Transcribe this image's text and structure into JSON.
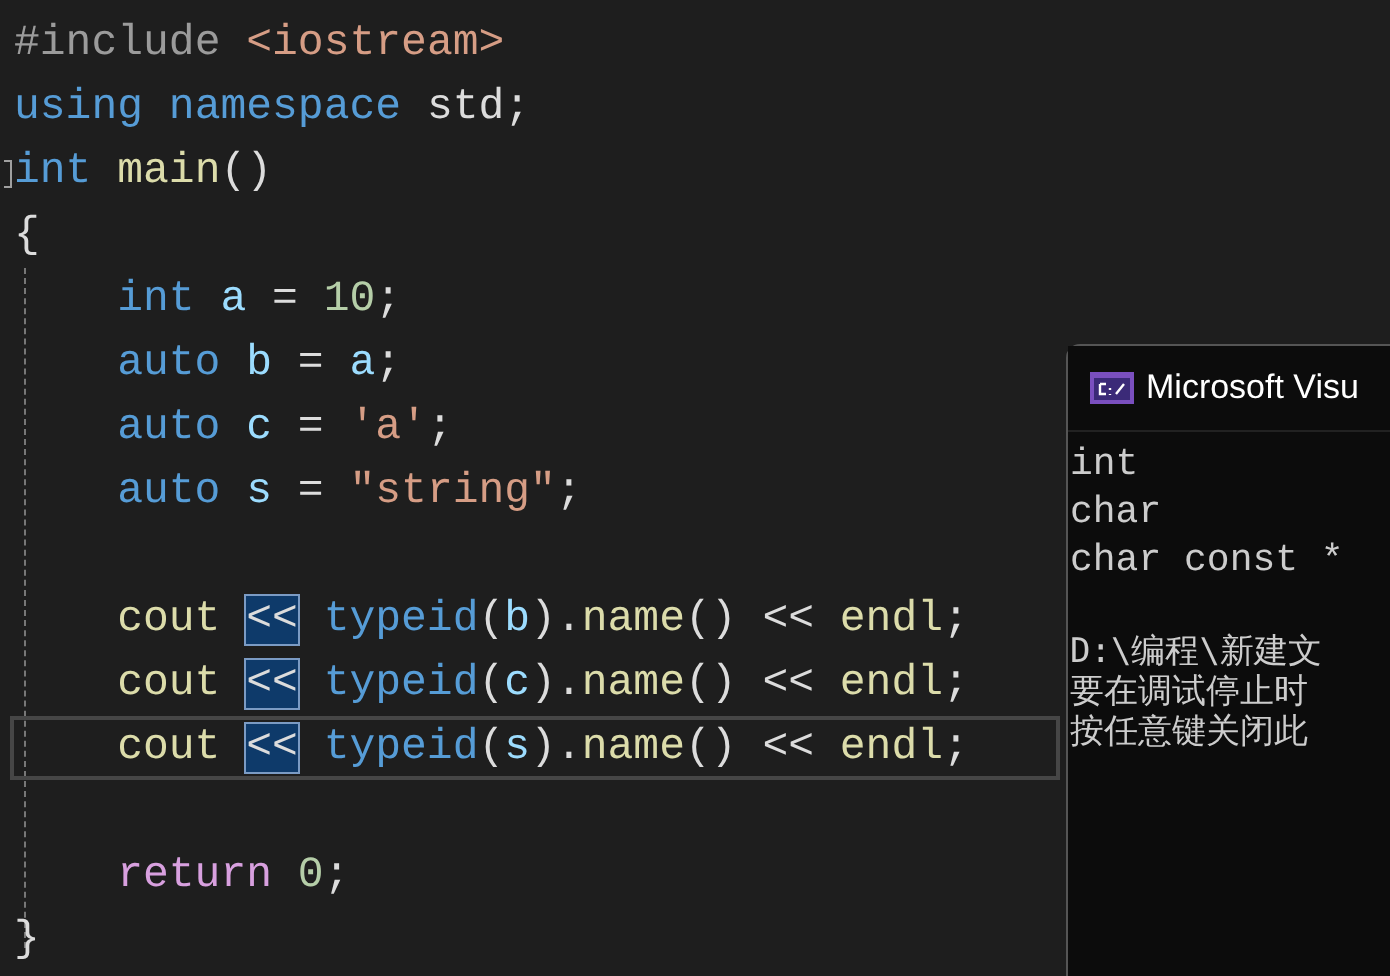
{
  "editor": {
    "lines": [
      {
        "current": false,
        "fold_marker": false,
        "indented": false,
        "tokens": [
          {
            "kind": "preproc",
            "text": "#include "
          },
          {
            "kind": "string",
            "text": "<iostream>"
          }
        ]
      },
      {
        "current": false,
        "fold_marker": false,
        "indented": false,
        "tokens": [
          {
            "kind": "keyword",
            "text": "using namespace "
          },
          {
            "kind": "plain",
            "text": "std;"
          }
        ]
      },
      {
        "current": false,
        "fold_marker": true,
        "indented": false,
        "tokens": [
          {
            "kind": "keyword",
            "text": "int "
          },
          {
            "kind": "function",
            "text": "main"
          },
          {
            "kind": "plain",
            "text": "()"
          }
        ]
      },
      {
        "current": false,
        "fold_marker": false,
        "indented": false,
        "tokens": [
          {
            "kind": "plain",
            "text": "{"
          }
        ]
      },
      {
        "current": false,
        "fold_marker": false,
        "indented": true,
        "tokens": [
          {
            "kind": "keyword",
            "text": "int "
          },
          {
            "kind": "variable",
            "text": "a"
          },
          {
            "kind": "plain",
            "text": " = "
          },
          {
            "kind": "number",
            "text": "10"
          },
          {
            "kind": "plain",
            "text": ";"
          }
        ]
      },
      {
        "current": false,
        "fold_marker": false,
        "indented": true,
        "tokens": [
          {
            "kind": "keyword",
            "text": "auto "
          },
          {
            "kind": "variable",
            "text": "b"
          },
          {
            "kind": "plain",
            "text": " = "
          },
          {
            "kind": "variable",
            "text": "a"
          },
          {
            "kind": "plain",
            "text": ";"
          }
        ]
      },
      {
        "current": false,
        "fold_marker": false,
        "indented": true,
        "tokens": [
          {
            "kind": "keyword",
            "text": "auto "
          },
          {
            "kind": "variable",
            "text": "c"
          },
          {
            "kind": "plain",
            "text": " = "
          },
          {
            "kind": "string",
            "text": "'a'"
          },
          {
            "kind": "plain",
            "text": ";"
          }
        ]
      },
      {
        "current": false,
        "fold_marker": false,
        "indented": true,
        "tokens": [
          {
            "kind": "keyword",
            "text": "auto "
          },
          {
            "kind": "variable",
            "text": "s"
          },
          {
            "kind": "plain",
            "text": " = "
          },
          {
            "kind": "string",
            "text": "\"string\""
          },
          {
            "kind": "plain",
            "text": ";"
          }
        ]
      },
      {
        "current": false,
        "fold_marker": false
      },
      {
        "current": false,
        "fold_marker": false,
        "indented": true,
        "tokens": [
          {
            "kind": "function",
            "text": "cout "
          },
          {
            "kind": "match",
            "text": "<<"
          },
          {
            "kind": "keyword",
            "text": " typeid"
          },
          {
            "kind": "plain",
            "text": "("
          },
          {
            "kind": "variable",
            "text": "b"
          },
          {
            "kind": "plain",
            "text": ")."
          },
          {
            "kind": "function",
            "text": "name"
          },
          {
            "kind": "plain",
            "text": "() << "
          },
          {
            "kind": "function",
            "text": "endl"
          },
          {
            "kind": "plain",
            "text": ";"
          }
        ]
      },
      {
        "current": false,
        "fold_marker": false,
        "indented": true,
        "tokens": [
          {
            "kind": "function",
            "text": "cout "
          },
          {
            "kind": "match",
            "text": "<<"
          },
          {
            "kind": "keyword",
            "text": " typeid"
          },
          {
            "kind": "plain",
            "text": "("
          },
          {
            "kind": "variable",
            "text": "c"
          },
          {
            "kind": "plain",
            "text": ")."
          },
          {
            "kind": "function",
            "text": "name"
          },
          {
            "kind": "plain",
            "text": "() << "
          },
          {
            "kind": "function",
            "text": "endl"
          },
          {
            "kind": "plain",
            "text": ";"
          }
        ]
      },
      {
        "current": true,
        "fold_marker": false,
        "indented": true,
        "tokens": [
          {
            "kind": "function",
            "text": "cout "
          },
          {
            "kind": "match",
            "text": "<<"
          },
          {
            "kind": "keyword",
            "text": " typeid"
          },
          {
            "kind": "plain",
            "text": "("
          },
          {
            "kind": "variable",
            "text": "s"
          },
          {
            "kind": "plain",
            "text": ")."
          },
          {
            "kind": "function",
            "text": "name"
          },
          {
            "kind": "plain",
            "text": "() << "
          },
          {
            "kind": "function",
            "text": "endl"
          },
          {
            "kind": "plain",
            "text": ";"
          }
        ]
      },
      {
        "current": false,
        "fold_marker": false
      },
      {
        "current": false,
        "fold_marker": false,
        "indented": true,
        "tokens": [
          {
            "kind": "control",
            "text": "return "
          },
          {
            "kind": "number",
            "text": "0"
          },
          {
            "kind": "plain",
            "text": ";"
          }
        ]
      },
      {
        "current": false,
        "fold_marker": false,
        "indented": false,
        "tokens": [
          {
            "kind": "plain",
            "text": "}"
          }
        ]
      }
    ]
  },
  "console": {
    "title": "Microsoft Visu",
    "output": [
      "int",
      "char",
      "char const *"
    ],
    "messages": [
      "D:\\编程\\新建文",
      "要在调试停止时",
      "按任意键关闭此"
    ]
  }
}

########

> **Directive**:
All of the data above should be quoted exactly, except for the pictures.

> **Output for this task**:
Transcribe this image's text and structure into JSON.
{
  "editor": {
    "lines": [
      {
        "current": false,
        "fold_marker": false,
        "indented": false,
        "tokens": [
          {
            "kind": "preproc",
            "text": "#include "
          },
          {
            "kind": "string",
            "text": "<iostream>"
          }
        ]
      },
      {
        "current": false,
        "fold_marker": false,
        "indented": false,
        "tokens": [
          {
            "kind": "keyword",
            "text": "using namespace "
          },
          {
            "kind": "plain",
            "text": "std;"
          }
        ]
      },
      {
        "current": false,
        "fold_marker": true,
        "indented": false,
        "tokens": [
          {
            "kind": "keyword",
            "text": "int "
          },
          {
            "kind": "function",
            "text": "main"
          },
          {
            "kind": "plain",
            "text": "()"
          }
        ]
      },
      {
        "current": false,
        "fold_marker": false,
        "indented": false,
        "tokens": [
          {
            "kind": "plain",
            "text": "{"
          }
        ]
      },
      {
        "current": false,
        "fold_marker": false,
        "indented": true,
        "tokens": [
          {
            "kind": "keyword",
            "text": "int "
          },
          {
            "kind": "variable",
            "text": "a"
          },
          {
            "kind": "plain",
            "text": " = "
          },
          {
            "kind": "number",
            "text": "10"
          },
          {
            "kind": "plain",
            "text": ";"
          }
        ]
      },
      {
        "current": false,
        "fold_marker": false,
        "indented": true,
        "tokens": [
          {
            "kind": "keyword",
            "text": "auto "
          },
          {
            "kind": "variable",
            "text": "b"
          },
          {
            "kind": "plain",
            "text": " = "
          },
          {
            "kind": "variable",
            "text": "a"
          },
          {
            "kind": "plain",
            "text": ";"
          }
        ]
      },
      {
        "current": false,
        "fold_marker": false,
        "indented": true,
        "tokens": [
          {
            "kind": "keyword",
            "text": "auto "
          },
          {
            "kind": "variable",
            "text": "c"
          },
          {
            "kind": "plain",
            "text": " = "
          },
          {
            "kind": "string",
            "text": "'a'"
          },
          {
            "kind": "plain",
            "text": ";"
          }
        ]
      },
      {
        "current": false,
        "fold_marker": false,
        "indented": true,
        "tokens": [
          {
            "kind": "keyword",
            "text": "auto "
          },
          {
            "kind": "variable",
            "text": "s"
          },
          {
            "kind": "plain",
            "text": " = "
          },
          {
            "kind": "string",
            "text": "\"string\""
          },
          {
            "kind": "plain",
            "text": ";"
          }
        ]
      },
      {
        "current": false,
        "fold_marker": false
      },
      {
        "current": false,
        "fold_marker": false,
        "indented": true,
        "tokens": [
          {
            "kind": "function",
            "text": "cout "
          },
          {
            "kind": "match",
            "text": "<<"
          },
          {
            "kind": "keyword",
            "text": " typeid"
          },
          {
            "kind": "plain",
            "text": "("
          },
          {
            "kind": "variable",
            "text": "b"
          },
          {
            "kind": "plain",
            "text": ")."
          },
          {
            "kind": "function",
            "text": "name"
          },
          {
            "kind": "plain",
            "text": "() << "
          },
          {
            "kind": "function",
            "text": "endl"
          },
          {
            "kind": "plain",
            "text": ";"
          }
        ]
      },
      {
        "current": false,
        "fold_marker": false,
        "indented": true,
        "tokens": [
          {
            "kind": "function",
            "text": "cout "
          },
          {
            "kind": "match",
            "text": "<<"
          },
          {
            "kind": "keyword",
            "text": " typeid"
          },
          {
            "kind": "plain",
            "text": "("
          },
          {
            "kind": "variable",
            "text": "c"
          },
          {
            "kind": "plain",
            "text": ")."
          },
          {
            "kind": "function",
            "text": "name"
          },
          {
            "kind": "plain",
            "text": "() << "
          },
          {
            "kind": "function",
            "text": "endl"
          },
          {
            "kind": "plain",
            "text": ";"
          }
        ]
      },
      {
        "current": true,
        "fold_marker": false,
        "indented": true,
        "tokens": [
          {
            "kind": "function",
            "text": "cout "
          },
          {
            "kind": "match",
            "text": "<<"
          },
          {
            "kind": "keyword",
            "text": " typeid"
          },
          {
            "kind": "plain",
            "text": "("
          },
          {
            "kind": "variable",
            "text": "s"
          },
          {
            "kind": "plain",
            "text": ")."
          },
          {
            "kind": "function",
            "text": "name"
          },
          {
            "kind": "plain",
            "text": "() << "
          },
          {
            "kind": "function",
            "text": "endl"
          },
          {
            "kind": "plain",
            "text": ";"
          }
        ]
      },
      {
        "current": false,
        "fold_marker": false
      },
      {
        "current": false,
        "fold_marker": false,
        "indented": true,
        "tokens": [
          {
            "kind": "control",
            "text": "return "
          },
          {
            "kind": "number",
            "text": "0"
          },
          {
            "kind": "plain",
            "text": ";"
          }
        ]
      },
      {
        "current": false,
        "fold_marker": false,
        "indented": false,
        "tokens": [
          {
            "kind": "plain",
            "text": "}"
          }
        ]
      }
    ]
  },
  "console": {
    "title": "Microsoft Visu",
    "output": [
      "int",
      "char",
      "char const *"
    ],
    "messages": [
      "D:\\编程\\新建文",
      "要在调试停止时",
      "按任意键关闭此"
    ]
  }
}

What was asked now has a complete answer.